Given task
From the listing below, select every line where the word "with" appears.

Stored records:
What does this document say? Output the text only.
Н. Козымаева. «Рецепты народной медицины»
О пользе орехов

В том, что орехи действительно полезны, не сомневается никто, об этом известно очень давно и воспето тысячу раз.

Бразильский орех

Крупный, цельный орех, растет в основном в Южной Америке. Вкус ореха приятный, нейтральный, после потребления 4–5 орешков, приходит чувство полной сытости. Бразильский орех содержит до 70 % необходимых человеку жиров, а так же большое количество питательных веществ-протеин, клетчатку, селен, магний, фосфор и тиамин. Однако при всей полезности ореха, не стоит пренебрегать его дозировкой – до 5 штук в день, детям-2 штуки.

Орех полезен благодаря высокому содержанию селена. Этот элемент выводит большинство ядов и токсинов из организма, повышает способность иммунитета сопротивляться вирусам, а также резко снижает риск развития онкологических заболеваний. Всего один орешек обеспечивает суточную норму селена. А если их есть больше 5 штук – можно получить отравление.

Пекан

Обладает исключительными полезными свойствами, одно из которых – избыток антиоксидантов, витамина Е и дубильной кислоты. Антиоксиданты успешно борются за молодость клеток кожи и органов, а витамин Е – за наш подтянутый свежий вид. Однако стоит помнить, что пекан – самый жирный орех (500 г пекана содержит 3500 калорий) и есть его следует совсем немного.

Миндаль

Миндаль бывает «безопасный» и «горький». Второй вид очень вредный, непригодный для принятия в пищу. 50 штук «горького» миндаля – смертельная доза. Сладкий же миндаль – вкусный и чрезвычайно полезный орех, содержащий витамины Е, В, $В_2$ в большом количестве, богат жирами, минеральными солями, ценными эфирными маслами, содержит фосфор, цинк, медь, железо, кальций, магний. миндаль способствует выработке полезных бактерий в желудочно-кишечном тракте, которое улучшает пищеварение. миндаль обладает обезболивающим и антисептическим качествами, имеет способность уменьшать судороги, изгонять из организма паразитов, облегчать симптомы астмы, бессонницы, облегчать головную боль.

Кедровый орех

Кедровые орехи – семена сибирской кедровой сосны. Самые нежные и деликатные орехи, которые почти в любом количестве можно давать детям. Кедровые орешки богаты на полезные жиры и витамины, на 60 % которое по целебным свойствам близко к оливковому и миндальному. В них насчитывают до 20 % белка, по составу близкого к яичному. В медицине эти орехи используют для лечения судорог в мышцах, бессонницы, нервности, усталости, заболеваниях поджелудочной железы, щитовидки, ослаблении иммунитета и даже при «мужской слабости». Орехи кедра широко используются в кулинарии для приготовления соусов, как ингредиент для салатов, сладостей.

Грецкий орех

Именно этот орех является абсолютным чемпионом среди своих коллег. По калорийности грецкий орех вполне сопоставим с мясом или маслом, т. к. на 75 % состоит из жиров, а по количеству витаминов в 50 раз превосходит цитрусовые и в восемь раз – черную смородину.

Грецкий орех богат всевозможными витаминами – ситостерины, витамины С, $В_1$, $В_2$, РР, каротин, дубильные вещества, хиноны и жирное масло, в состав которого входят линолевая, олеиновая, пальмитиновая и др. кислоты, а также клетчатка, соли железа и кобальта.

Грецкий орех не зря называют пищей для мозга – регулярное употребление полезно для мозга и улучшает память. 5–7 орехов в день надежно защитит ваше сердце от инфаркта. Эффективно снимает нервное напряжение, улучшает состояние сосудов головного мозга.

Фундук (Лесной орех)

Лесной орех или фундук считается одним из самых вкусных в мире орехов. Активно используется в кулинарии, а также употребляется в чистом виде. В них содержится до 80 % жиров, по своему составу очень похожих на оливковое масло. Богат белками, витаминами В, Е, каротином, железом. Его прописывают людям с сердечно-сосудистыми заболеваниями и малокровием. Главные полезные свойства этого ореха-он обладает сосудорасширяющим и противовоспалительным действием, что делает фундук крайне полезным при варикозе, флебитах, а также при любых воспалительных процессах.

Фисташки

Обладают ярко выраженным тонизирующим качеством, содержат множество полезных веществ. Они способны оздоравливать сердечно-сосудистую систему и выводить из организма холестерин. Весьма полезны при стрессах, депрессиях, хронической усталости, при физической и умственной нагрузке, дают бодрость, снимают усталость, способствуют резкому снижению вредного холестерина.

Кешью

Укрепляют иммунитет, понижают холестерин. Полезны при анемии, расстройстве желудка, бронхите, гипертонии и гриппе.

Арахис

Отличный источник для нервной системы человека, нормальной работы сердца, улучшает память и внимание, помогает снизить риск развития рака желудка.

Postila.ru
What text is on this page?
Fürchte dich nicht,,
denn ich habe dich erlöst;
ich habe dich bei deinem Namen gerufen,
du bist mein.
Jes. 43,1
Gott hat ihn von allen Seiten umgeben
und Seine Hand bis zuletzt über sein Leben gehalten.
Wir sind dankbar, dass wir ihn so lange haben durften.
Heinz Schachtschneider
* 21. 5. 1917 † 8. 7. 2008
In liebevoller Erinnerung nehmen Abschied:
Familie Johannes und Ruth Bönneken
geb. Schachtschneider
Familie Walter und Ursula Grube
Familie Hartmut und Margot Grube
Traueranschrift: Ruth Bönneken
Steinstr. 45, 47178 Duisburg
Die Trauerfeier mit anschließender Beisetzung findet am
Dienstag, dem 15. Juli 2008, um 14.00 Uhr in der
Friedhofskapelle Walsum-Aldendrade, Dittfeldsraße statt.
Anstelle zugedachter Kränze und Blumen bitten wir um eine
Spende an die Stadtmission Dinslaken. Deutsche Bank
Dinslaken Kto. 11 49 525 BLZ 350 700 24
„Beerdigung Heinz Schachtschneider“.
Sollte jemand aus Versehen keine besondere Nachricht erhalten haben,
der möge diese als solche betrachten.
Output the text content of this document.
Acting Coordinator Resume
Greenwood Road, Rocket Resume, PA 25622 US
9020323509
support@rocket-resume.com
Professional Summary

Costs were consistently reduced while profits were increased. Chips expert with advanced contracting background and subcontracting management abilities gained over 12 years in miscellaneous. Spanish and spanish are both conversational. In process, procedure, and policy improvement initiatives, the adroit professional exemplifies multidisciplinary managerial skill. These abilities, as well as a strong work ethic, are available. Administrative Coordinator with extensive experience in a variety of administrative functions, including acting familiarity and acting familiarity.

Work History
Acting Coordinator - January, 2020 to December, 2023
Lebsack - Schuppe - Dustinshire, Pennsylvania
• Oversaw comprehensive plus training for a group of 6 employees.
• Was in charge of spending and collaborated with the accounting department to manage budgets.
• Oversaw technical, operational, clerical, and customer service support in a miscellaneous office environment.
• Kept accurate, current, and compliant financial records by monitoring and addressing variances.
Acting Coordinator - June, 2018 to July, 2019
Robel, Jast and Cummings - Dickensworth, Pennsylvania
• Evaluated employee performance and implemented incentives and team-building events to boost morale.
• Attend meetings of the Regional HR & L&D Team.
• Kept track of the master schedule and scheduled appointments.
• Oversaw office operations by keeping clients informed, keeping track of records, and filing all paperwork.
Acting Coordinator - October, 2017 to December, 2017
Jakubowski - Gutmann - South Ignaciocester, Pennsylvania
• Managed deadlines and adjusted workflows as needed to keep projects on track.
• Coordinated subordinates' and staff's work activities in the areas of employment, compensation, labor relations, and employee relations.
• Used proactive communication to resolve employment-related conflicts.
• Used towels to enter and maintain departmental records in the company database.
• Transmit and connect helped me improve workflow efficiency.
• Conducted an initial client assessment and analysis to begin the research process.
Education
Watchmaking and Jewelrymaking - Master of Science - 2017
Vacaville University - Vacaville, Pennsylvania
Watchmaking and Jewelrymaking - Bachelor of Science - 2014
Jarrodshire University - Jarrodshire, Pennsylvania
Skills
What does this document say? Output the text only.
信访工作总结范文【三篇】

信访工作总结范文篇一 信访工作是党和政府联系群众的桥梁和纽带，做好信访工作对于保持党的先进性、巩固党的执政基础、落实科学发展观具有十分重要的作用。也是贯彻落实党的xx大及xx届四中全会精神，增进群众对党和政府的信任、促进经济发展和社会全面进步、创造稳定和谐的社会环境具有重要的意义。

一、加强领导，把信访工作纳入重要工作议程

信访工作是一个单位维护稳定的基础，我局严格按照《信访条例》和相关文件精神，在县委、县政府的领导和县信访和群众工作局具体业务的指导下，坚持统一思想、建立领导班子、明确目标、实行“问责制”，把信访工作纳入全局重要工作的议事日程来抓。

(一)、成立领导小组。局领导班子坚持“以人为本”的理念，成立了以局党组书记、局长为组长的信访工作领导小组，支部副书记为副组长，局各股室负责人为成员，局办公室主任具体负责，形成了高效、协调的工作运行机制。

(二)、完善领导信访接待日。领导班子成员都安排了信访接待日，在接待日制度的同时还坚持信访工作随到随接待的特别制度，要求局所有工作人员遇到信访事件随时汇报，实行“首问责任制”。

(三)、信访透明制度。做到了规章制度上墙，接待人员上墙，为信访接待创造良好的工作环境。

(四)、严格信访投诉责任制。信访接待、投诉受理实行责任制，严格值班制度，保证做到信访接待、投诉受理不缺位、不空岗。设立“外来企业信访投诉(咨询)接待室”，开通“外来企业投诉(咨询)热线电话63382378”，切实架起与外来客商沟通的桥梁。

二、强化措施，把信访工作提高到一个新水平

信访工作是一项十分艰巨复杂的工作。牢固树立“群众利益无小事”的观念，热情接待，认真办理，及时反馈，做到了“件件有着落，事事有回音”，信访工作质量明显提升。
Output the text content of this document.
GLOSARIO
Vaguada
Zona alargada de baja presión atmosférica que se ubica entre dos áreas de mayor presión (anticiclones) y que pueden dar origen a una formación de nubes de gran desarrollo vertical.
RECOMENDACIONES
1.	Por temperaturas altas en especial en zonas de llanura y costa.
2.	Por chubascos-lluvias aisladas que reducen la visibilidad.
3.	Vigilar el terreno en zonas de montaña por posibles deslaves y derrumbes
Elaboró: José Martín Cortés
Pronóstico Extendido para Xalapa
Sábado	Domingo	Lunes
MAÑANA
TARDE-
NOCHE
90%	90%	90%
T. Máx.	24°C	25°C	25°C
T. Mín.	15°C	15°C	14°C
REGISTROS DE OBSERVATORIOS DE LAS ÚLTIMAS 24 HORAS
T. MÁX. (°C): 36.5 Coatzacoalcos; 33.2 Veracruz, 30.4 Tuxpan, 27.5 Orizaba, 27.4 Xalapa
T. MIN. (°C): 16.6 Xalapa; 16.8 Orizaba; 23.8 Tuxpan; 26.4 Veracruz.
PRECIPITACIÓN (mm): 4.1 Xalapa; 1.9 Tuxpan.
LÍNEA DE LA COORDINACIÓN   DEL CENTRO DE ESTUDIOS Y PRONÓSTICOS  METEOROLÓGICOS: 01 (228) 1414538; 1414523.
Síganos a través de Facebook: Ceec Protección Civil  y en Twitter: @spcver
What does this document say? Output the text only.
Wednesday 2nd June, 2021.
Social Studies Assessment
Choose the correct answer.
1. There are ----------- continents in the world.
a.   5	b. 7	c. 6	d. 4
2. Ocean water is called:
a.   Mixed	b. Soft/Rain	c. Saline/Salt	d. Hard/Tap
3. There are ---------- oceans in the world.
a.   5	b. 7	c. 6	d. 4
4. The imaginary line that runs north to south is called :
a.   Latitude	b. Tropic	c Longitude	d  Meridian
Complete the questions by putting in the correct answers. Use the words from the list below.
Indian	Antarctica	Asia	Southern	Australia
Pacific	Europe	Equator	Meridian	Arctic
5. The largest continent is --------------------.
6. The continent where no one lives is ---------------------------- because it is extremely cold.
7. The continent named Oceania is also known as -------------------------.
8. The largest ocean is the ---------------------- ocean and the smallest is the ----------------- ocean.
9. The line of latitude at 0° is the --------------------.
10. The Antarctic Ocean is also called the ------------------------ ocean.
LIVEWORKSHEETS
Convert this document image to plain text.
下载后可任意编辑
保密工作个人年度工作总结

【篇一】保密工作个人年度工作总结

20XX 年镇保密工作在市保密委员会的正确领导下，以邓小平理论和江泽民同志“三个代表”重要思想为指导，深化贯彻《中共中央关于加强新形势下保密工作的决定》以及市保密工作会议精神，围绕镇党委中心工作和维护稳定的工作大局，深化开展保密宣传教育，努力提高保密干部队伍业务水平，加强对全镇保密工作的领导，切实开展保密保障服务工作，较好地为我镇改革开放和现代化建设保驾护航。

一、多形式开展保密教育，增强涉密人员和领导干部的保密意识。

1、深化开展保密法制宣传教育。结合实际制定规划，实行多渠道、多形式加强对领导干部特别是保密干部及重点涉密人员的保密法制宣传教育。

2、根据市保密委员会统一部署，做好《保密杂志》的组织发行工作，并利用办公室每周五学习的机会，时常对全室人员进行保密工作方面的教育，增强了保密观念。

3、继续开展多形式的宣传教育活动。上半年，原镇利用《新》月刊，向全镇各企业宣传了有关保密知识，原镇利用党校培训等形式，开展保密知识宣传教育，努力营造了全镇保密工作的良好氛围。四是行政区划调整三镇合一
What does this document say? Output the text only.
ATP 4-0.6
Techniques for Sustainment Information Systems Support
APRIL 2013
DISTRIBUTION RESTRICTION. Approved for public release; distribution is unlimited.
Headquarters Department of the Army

Correct response
Costs were consistently reduced while profits were increased. Chips expert with advanced contracting background and subcontracting management abilities gained over 12 years in miscellaneous. Spanish and spanish are both conversational. In process, procedure, and policy improvement initiatives, the adroit professional exemplifies multidisciplinary managerial skill. These abilities, as well as a strong work ethic, are available. Administrative Coordinator with extensive experience in a variety of administrative functions, including acting familiarity and acting familiarity.
• Was in charge of spending and collaborated with the accounting department to manage budgets.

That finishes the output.